[Annotations of layout elements]
┄┄┄┄┄┄┄┄┄┄

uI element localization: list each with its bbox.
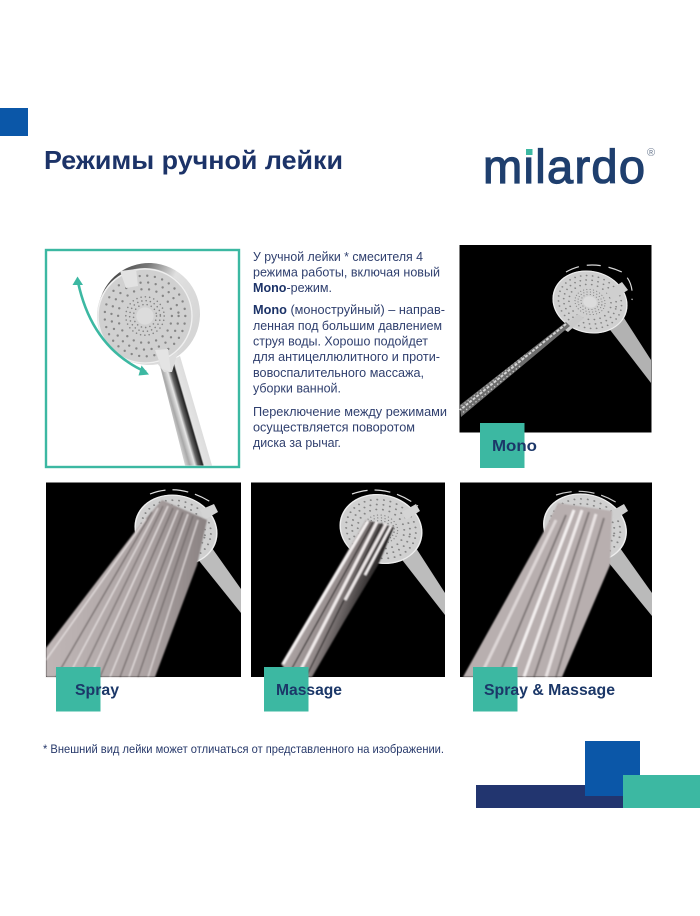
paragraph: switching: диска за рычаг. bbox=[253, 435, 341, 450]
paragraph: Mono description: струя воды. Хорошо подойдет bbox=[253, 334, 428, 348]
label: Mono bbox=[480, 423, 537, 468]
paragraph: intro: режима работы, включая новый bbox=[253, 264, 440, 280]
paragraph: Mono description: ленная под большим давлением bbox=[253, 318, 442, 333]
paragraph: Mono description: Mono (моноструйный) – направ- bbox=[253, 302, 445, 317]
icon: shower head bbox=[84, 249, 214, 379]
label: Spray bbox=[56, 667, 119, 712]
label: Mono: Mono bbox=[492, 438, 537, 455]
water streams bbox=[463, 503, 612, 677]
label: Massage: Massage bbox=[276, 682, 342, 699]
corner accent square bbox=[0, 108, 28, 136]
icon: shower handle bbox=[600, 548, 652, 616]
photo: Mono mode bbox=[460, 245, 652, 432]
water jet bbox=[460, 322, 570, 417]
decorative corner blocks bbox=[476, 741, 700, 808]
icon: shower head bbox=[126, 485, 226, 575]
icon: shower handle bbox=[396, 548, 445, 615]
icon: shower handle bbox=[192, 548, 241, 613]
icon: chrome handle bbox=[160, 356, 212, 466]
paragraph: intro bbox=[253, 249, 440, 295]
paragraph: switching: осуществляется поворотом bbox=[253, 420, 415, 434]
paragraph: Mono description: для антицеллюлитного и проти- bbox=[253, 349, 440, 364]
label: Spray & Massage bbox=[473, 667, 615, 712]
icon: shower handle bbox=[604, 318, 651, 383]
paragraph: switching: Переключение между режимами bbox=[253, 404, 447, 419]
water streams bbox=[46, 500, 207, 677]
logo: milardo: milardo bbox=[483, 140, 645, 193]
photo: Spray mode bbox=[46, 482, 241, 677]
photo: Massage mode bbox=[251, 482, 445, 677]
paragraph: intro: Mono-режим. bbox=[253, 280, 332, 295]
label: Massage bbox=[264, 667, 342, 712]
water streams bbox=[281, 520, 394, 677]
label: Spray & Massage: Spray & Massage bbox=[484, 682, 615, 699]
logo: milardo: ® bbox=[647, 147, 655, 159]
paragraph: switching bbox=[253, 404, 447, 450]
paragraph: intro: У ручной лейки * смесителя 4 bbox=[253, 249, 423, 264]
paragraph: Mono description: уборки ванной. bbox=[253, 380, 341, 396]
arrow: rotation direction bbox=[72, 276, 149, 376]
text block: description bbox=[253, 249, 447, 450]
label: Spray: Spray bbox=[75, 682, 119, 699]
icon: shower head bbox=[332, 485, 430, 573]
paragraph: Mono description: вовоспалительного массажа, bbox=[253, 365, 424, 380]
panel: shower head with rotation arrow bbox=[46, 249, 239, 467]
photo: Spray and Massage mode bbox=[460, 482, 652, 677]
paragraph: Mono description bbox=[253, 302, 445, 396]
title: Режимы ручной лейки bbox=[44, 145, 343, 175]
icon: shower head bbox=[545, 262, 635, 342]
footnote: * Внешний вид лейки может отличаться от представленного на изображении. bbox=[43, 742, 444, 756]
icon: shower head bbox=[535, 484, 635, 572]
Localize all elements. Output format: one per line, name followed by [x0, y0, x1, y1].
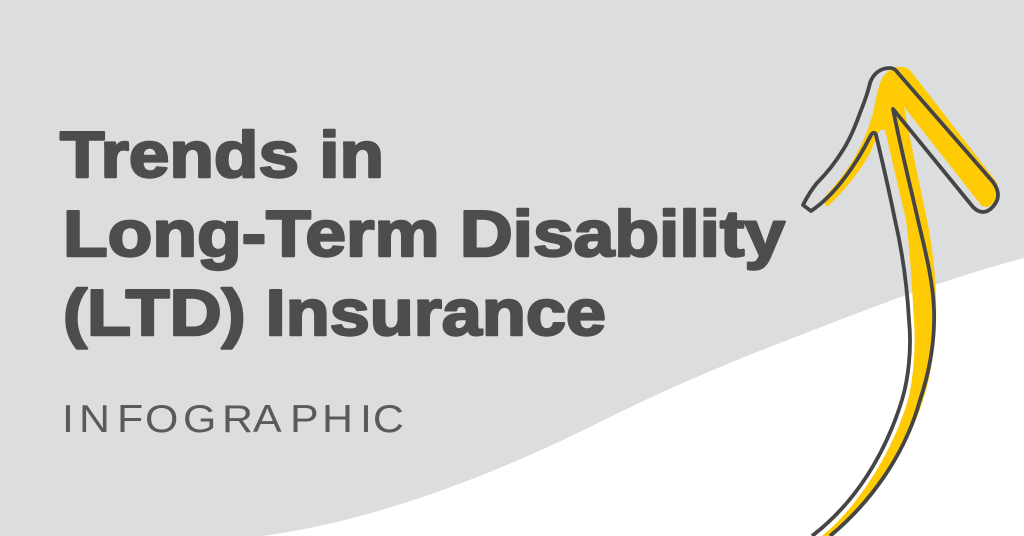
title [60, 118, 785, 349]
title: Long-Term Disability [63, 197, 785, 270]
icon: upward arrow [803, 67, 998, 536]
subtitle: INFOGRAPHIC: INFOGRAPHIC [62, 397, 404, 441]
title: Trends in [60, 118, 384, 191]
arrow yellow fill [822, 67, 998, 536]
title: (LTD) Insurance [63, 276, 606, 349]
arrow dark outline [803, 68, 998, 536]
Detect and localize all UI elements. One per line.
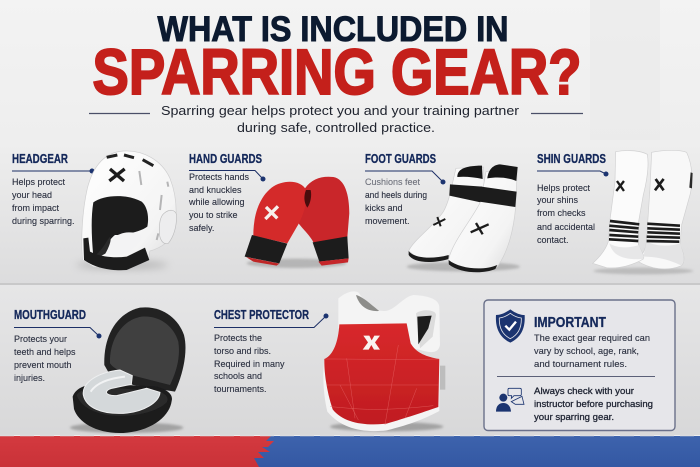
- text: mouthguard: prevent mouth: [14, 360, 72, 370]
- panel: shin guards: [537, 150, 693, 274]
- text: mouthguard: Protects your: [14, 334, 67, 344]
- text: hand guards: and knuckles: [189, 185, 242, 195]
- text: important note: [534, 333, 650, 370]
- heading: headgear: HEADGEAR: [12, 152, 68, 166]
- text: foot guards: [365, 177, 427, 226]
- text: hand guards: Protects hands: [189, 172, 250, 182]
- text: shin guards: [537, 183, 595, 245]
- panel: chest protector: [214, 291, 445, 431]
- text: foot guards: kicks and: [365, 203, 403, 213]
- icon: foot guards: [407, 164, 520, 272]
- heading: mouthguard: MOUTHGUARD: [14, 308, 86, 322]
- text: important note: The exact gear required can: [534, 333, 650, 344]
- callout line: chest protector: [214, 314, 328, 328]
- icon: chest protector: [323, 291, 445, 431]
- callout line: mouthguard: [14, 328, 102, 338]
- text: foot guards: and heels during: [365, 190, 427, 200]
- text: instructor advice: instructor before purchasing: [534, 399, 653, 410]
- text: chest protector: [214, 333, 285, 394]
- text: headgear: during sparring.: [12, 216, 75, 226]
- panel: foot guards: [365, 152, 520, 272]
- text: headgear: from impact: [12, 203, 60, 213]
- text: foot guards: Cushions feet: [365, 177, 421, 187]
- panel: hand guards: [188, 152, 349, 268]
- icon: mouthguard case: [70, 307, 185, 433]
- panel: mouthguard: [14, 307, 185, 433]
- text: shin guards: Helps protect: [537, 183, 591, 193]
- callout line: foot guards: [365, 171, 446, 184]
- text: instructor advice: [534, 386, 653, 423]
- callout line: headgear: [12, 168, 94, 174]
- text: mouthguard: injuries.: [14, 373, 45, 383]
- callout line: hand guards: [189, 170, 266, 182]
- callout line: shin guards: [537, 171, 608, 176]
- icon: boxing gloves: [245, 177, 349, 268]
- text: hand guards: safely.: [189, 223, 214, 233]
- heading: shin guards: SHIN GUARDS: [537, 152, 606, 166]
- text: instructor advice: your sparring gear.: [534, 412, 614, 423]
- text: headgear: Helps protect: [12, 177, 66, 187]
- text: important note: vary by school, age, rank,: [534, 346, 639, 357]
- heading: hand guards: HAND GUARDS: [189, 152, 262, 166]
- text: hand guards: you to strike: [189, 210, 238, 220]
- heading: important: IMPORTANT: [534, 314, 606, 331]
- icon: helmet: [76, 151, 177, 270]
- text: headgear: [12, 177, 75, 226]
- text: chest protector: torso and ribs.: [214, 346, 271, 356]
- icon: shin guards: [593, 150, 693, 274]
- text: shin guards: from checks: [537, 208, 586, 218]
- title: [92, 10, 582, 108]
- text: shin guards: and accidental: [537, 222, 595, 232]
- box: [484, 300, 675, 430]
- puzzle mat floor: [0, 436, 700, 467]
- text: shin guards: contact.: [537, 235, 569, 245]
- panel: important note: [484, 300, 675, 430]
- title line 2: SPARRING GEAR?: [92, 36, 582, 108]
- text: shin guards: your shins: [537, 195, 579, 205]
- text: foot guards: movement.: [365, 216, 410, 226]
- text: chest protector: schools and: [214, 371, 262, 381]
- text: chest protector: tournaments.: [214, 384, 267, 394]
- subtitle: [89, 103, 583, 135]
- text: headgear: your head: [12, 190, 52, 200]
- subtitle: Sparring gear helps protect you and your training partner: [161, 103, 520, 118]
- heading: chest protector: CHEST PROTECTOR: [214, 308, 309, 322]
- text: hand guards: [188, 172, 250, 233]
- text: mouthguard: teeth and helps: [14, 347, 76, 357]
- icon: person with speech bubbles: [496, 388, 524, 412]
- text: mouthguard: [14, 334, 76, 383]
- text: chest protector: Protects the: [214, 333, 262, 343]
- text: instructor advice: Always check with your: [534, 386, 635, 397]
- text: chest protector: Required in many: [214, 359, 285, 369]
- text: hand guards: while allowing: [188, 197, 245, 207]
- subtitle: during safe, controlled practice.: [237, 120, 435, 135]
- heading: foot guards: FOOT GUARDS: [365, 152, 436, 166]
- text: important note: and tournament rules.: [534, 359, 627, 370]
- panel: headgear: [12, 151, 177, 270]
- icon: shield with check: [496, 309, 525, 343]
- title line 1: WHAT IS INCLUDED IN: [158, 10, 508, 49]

┄┄┄┄┄┄┄┄┄┄

Please copy the records exactly, starting with the line that contains "- text: mouthguard: prevent" and ending with the line that contains "- text: important note: [534, 333, 650, 370]", both included.

Output of the task:
- text: mouthguard: prevent mouth: [14, 360, 72, 370]
- panel: shin guards: [537, 150, 693, 274]
- text: mouthguard: Protects your: [14, 334, 67, 344]
- text: hand guards: and knuckles: [189, 185, 242, 195]
- text: important note: [534, 333, 650, 370]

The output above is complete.